* Aim of the exercise: Your task is to copy each line that has the word "Υγείας".

Saved entries:
::::::::::

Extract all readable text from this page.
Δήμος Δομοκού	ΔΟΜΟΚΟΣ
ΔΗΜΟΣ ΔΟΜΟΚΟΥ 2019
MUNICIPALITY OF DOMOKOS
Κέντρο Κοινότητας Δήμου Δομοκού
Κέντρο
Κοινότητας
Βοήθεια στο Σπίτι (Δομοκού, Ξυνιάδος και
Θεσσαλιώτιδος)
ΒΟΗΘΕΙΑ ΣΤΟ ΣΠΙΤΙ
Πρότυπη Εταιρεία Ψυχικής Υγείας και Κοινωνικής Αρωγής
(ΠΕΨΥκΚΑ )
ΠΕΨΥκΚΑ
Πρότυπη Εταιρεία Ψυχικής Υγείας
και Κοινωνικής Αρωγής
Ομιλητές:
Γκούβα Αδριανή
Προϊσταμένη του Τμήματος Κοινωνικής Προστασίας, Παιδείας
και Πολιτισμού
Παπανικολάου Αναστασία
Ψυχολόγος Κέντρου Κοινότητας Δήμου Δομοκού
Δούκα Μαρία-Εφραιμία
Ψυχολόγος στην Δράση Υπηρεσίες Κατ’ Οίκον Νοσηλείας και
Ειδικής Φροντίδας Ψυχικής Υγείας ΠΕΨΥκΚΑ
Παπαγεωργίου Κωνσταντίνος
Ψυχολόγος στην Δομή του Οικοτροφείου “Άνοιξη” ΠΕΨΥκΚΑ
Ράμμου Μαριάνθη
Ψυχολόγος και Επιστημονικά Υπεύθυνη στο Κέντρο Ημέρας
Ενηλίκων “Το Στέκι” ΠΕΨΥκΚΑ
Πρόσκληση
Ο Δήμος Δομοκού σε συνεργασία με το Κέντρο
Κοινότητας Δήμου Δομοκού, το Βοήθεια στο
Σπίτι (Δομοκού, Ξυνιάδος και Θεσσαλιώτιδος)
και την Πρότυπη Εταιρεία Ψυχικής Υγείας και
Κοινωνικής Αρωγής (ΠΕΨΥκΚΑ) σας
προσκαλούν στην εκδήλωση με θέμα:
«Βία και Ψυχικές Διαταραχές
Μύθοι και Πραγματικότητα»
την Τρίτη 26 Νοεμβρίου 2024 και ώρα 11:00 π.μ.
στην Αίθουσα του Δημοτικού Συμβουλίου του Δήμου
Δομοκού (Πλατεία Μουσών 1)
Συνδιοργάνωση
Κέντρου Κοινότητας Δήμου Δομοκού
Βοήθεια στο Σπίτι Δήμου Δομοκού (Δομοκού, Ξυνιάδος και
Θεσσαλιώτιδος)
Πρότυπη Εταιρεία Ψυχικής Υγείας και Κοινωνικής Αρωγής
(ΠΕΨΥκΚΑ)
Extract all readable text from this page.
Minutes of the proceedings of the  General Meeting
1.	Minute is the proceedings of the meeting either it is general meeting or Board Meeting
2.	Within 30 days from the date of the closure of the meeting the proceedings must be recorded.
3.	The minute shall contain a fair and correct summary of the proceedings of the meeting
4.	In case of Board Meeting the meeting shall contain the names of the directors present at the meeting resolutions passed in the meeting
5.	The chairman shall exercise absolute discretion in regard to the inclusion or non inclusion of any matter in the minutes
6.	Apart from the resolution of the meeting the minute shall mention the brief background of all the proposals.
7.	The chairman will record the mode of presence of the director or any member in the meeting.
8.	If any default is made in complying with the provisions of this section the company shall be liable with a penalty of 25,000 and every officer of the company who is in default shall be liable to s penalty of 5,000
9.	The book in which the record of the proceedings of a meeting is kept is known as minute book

::::::::::

* Problem solution:
Πρότυπη Εταιρεία Ψυχικής Υγείας και Κοινωνικής Αρωγής
Πρότυπη Εταιρεία Ψυχικής Υγείας
Ειδικής Φροντίδας Ψυχικής Υγείας ΠΕΨΥκΚΑ
και την Πρότυπη Εταιρεία Ψυχικής Υγείας και
Πρότυπη Εταιρεία Ψυχικής Υγείας και Κοινωνικής Αρωγής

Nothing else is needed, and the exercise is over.